▶ [TO BE DONE]:
Below are the entries; output exactly the lines from the one containing "Give me a plain-text" through the final line, inclusive.
##############################
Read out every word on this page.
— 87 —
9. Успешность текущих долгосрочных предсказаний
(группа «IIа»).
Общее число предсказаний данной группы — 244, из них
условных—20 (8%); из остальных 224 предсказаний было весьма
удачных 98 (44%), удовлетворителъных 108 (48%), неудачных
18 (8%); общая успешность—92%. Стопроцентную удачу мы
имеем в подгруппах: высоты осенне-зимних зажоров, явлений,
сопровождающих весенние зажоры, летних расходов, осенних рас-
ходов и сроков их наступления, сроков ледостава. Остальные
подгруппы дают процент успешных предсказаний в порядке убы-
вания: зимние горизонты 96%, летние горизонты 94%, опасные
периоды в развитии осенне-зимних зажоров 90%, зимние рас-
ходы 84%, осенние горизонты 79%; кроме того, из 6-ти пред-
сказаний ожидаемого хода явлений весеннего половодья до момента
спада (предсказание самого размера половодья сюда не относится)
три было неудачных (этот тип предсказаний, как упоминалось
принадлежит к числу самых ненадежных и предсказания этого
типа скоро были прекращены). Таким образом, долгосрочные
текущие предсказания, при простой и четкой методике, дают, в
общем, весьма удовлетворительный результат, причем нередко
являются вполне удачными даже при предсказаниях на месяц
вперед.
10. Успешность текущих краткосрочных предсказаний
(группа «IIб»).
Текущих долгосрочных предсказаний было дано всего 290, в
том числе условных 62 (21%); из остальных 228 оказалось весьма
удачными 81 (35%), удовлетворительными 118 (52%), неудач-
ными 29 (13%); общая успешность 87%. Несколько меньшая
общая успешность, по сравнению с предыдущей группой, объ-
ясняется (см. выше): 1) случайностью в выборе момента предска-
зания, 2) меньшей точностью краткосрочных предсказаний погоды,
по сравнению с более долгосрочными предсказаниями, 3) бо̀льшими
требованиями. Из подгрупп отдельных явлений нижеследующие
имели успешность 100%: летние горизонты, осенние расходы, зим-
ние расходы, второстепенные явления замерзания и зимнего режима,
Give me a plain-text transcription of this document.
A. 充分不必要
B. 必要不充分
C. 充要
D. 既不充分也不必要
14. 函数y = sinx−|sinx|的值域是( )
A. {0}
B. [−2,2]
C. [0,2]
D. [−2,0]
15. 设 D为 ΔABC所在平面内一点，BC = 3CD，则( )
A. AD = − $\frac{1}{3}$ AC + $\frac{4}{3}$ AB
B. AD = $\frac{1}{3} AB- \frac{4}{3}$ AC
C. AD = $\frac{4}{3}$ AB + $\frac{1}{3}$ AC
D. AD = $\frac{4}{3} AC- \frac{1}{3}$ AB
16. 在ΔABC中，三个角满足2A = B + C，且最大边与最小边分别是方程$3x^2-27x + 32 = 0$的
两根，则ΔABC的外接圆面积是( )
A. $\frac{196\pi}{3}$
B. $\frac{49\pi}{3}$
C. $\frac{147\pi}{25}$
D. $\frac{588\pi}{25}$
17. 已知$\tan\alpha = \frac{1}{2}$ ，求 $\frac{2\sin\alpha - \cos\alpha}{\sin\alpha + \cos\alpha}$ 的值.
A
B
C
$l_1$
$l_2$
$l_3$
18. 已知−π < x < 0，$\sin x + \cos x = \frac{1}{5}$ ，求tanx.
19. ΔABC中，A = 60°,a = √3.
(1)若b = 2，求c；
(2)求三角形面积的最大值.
##############################
▶ [ANSWER TO THE TASK]:
Give me a plain-text transcription of this document.
A. 充分不必要
B. 必要不充分
C. 充要
D. 既不充分也不必要
14. 函数y = sinx−|sinx|的值域是( )
A. {0}
B. [−2,2]
C. [0,2]
D. [−2,0]
15. 设 D为 ΔABC所在平面内一点，BC = 3CD，则( )
A. AD = − $\frac{1}{3}$ AC + $\frac{4}{3}$ AB
B. AD = $\frac{1}{3} AB- \frac{4}{3}$ AC
C. AD = $\frac{4}{3}$ AB + $\frac{1}{3}$ AC
D. AD = $\frac{4}{3} AC- \frac{1}{3}$ AB
16. 在ΔABC中，三个角满足2A = B + C，且最大边与最小边分别是方程$3x^2-27x + 32 = 0$的
两根，则ΔABC的外接圆面积是( )
A. $\frac{196\pi}{3}$
B. $\frac{49\pi}{3}$
C. $\frac{147\pi}{25}$
D. $\frac{588\pi}{25}$
17. 已知$\tan\alpha = \frac{1}{2}$ ，求 $\frac{2\sin\alpha - \cos\alpha}{\sin\alpha + \cos\alpha}$ 的值.
A
B
C
$l_1$
$l_2$
$l_3$
18. 已知−π < x < 0，$\sin x + \cos x = \frac{1}{5}$ ，求tanx.
19. ΔABC中，A = 60°,a = √3.
(1)若b = 2，求c；
(2)求三角形面积的最大值.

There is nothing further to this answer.